### Written task:
Locate the lines where "grammaire" occurs and copy them as they stand.

### Entries shown:
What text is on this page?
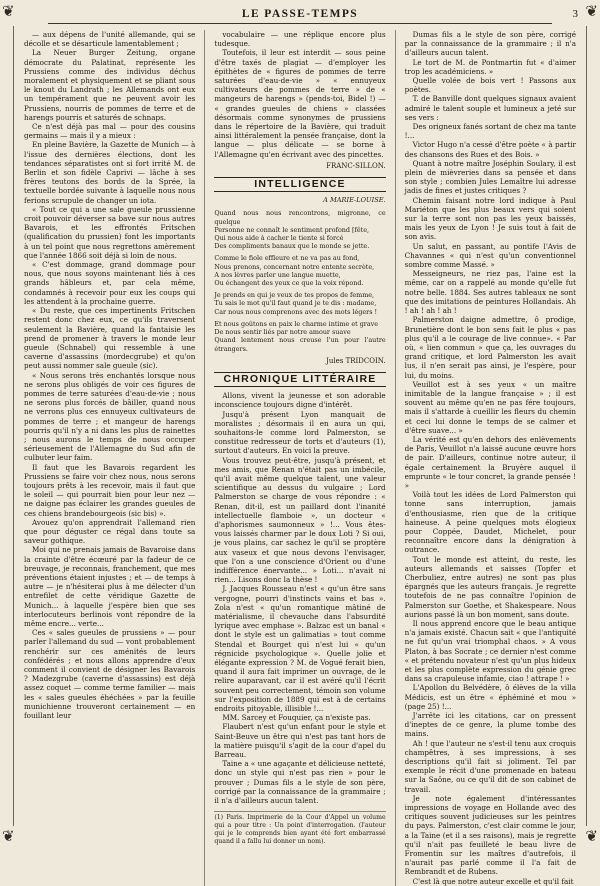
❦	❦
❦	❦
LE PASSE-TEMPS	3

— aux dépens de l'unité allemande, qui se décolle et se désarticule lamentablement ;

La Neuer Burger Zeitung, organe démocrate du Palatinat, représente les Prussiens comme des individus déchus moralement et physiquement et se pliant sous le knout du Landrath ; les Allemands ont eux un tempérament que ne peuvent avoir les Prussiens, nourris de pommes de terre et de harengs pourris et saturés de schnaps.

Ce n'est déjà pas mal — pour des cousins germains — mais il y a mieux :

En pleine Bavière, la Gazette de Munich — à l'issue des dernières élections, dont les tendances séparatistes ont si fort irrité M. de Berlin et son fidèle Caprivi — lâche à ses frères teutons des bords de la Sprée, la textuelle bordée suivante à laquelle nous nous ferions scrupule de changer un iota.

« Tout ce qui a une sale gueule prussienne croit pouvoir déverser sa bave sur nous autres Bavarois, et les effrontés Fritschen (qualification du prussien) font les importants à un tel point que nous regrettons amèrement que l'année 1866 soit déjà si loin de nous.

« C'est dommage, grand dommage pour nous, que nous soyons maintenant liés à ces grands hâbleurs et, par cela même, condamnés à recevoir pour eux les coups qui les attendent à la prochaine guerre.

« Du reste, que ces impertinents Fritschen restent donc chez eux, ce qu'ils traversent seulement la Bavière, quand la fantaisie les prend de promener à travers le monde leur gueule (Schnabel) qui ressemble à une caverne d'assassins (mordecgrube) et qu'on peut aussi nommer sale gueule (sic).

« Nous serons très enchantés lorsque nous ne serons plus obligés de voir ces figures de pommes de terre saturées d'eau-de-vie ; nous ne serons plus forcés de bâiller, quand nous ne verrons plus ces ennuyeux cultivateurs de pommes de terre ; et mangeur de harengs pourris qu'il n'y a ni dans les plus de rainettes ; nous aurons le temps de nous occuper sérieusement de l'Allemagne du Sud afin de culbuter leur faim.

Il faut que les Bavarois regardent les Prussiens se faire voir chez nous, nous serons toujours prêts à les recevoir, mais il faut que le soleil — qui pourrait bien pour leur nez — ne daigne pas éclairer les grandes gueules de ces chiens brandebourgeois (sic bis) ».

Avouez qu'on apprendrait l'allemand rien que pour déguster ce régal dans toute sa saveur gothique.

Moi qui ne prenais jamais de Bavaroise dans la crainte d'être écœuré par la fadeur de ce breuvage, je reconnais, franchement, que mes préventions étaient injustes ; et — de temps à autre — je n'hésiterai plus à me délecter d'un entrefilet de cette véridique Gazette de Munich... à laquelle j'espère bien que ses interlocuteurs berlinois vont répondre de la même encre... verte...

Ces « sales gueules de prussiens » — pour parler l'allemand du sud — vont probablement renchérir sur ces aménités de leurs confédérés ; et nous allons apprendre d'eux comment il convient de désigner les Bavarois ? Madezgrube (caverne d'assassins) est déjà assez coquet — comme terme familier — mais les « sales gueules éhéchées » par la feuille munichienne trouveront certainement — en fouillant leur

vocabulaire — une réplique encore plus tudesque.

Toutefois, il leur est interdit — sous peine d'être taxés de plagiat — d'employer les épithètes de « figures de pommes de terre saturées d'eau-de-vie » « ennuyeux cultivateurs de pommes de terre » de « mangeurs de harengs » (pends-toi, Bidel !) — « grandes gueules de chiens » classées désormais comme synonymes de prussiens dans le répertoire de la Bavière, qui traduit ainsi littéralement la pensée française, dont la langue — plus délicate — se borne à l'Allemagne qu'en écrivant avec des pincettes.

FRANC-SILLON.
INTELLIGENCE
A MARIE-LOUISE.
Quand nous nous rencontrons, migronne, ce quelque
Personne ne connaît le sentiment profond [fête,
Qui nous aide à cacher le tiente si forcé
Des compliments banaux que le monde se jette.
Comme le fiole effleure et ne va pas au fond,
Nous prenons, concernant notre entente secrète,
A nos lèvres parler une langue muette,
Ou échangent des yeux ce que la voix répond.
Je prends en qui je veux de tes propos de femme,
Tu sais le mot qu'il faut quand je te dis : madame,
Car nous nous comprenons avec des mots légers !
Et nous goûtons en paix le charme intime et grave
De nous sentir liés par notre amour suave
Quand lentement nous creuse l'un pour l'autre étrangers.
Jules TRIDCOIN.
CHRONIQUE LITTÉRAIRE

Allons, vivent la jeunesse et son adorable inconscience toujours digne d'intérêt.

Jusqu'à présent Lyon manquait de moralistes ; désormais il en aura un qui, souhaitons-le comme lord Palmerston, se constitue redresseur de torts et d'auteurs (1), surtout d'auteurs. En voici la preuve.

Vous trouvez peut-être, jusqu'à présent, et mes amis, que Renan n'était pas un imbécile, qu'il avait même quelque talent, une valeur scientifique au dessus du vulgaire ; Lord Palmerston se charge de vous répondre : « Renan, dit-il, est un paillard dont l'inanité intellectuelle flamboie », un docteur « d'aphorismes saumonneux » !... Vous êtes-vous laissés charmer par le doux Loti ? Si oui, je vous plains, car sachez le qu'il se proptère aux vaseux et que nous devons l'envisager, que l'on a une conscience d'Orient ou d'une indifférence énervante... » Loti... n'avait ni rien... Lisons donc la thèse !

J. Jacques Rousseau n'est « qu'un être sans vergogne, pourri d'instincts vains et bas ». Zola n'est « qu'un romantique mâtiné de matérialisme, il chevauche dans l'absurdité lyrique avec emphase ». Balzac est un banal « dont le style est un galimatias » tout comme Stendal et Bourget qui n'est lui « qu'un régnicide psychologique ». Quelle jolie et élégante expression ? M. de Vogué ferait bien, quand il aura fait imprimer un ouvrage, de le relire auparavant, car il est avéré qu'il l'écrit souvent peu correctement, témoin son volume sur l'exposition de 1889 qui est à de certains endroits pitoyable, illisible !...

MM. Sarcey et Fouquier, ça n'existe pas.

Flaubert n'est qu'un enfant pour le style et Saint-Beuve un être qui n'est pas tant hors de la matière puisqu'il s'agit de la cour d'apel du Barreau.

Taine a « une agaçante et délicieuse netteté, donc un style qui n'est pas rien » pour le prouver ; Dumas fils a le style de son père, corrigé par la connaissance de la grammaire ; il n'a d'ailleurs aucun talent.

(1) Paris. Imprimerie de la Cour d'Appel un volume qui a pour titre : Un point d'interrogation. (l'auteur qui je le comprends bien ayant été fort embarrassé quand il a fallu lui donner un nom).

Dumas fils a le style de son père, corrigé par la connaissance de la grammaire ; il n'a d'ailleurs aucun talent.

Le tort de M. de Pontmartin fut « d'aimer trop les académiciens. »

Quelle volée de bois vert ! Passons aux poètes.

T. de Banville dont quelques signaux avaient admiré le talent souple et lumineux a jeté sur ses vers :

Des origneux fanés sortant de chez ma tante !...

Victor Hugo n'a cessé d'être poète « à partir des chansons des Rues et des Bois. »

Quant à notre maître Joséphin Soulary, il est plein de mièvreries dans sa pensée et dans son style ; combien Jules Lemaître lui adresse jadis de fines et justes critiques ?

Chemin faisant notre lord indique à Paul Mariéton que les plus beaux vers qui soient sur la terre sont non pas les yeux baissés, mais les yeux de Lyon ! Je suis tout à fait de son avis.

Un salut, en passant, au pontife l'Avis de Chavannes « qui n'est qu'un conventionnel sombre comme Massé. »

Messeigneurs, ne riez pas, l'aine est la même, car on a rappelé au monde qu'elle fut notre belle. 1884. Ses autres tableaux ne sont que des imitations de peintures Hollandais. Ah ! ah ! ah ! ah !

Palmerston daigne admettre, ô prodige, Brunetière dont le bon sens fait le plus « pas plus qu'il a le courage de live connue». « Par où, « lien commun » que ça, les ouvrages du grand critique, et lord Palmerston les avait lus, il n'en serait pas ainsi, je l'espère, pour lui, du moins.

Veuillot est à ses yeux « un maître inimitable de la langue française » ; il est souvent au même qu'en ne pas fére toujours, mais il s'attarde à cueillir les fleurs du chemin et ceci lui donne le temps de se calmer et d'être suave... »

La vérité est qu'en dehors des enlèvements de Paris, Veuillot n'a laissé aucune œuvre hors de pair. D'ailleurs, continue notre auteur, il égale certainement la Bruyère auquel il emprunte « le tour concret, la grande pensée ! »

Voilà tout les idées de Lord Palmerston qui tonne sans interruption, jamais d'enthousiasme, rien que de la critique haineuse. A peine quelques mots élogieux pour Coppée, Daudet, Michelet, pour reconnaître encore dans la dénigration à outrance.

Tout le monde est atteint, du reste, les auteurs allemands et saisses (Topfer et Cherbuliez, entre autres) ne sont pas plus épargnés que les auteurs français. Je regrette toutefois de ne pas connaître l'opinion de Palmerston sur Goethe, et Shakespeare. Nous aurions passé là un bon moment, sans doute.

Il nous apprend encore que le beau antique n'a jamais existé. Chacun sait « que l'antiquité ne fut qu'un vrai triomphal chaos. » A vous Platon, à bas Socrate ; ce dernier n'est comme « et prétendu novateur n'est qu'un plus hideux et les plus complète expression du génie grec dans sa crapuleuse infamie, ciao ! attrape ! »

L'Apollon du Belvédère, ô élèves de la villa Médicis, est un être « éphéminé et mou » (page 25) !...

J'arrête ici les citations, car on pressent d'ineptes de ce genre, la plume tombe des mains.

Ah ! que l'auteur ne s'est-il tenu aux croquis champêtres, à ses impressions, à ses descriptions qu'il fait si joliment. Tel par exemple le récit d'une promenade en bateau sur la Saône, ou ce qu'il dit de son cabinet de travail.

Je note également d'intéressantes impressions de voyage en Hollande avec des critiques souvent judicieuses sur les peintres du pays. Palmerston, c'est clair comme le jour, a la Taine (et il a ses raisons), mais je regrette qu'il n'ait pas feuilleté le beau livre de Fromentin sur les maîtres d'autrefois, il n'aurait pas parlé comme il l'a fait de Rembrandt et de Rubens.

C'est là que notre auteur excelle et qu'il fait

### Solution:
Taine a « une agaçante et délicieuse netteté, donc un style qui n'est pas rien » pour le prouver ; Dumas fils a le style de son père, corrigé par la connaissance de la grammaire ; il n'a d'ailleurs aucun talent.
Dumas fils a le style de son père, corrigé par la connaissance de la grammaire ; il n'a d'ailleurs aucun talent.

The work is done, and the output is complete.